__Stated goal__. Pull every line containing "board" out of the material below.

(Data entries)
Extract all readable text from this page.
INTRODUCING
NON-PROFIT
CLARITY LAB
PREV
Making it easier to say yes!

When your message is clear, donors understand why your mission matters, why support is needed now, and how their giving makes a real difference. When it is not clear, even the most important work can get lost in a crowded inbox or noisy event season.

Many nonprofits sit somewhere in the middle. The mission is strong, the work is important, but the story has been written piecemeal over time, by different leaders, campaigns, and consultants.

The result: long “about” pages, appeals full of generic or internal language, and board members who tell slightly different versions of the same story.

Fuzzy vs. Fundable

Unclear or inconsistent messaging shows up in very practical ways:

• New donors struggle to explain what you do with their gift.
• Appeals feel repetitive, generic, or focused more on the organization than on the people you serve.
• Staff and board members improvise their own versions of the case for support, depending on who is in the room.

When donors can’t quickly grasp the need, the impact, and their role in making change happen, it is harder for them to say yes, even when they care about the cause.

...

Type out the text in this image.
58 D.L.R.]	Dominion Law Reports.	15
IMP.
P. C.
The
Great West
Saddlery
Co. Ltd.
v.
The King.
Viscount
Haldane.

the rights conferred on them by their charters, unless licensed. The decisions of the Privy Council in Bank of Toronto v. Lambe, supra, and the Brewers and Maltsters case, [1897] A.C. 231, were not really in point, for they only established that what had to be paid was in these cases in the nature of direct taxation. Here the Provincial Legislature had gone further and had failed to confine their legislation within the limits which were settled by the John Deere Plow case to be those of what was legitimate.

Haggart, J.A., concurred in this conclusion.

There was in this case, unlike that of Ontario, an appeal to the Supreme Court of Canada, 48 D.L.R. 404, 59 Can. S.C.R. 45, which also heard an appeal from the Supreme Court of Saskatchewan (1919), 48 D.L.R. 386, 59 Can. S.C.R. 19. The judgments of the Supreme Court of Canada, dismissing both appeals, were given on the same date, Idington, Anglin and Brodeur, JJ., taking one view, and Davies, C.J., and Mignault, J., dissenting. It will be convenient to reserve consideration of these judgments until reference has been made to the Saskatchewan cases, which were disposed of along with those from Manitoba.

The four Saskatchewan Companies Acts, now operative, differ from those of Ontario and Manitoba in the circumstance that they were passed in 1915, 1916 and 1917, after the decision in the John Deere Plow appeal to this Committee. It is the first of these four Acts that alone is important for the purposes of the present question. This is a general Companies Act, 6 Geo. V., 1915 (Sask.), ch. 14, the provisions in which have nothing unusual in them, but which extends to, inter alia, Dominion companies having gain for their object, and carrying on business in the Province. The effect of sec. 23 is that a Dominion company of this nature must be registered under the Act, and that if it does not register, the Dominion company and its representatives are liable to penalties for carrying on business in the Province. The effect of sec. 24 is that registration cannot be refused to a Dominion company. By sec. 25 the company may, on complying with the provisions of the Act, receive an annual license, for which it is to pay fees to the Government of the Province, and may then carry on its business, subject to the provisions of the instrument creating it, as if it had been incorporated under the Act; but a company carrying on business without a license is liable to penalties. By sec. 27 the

__Response__.
The result: long “about” pages, appeals full of generic or internal language, and board members who tell slightly different versions of the same story.
• Staff and board members improvise their own versions of the case for support, depending on who is in the room.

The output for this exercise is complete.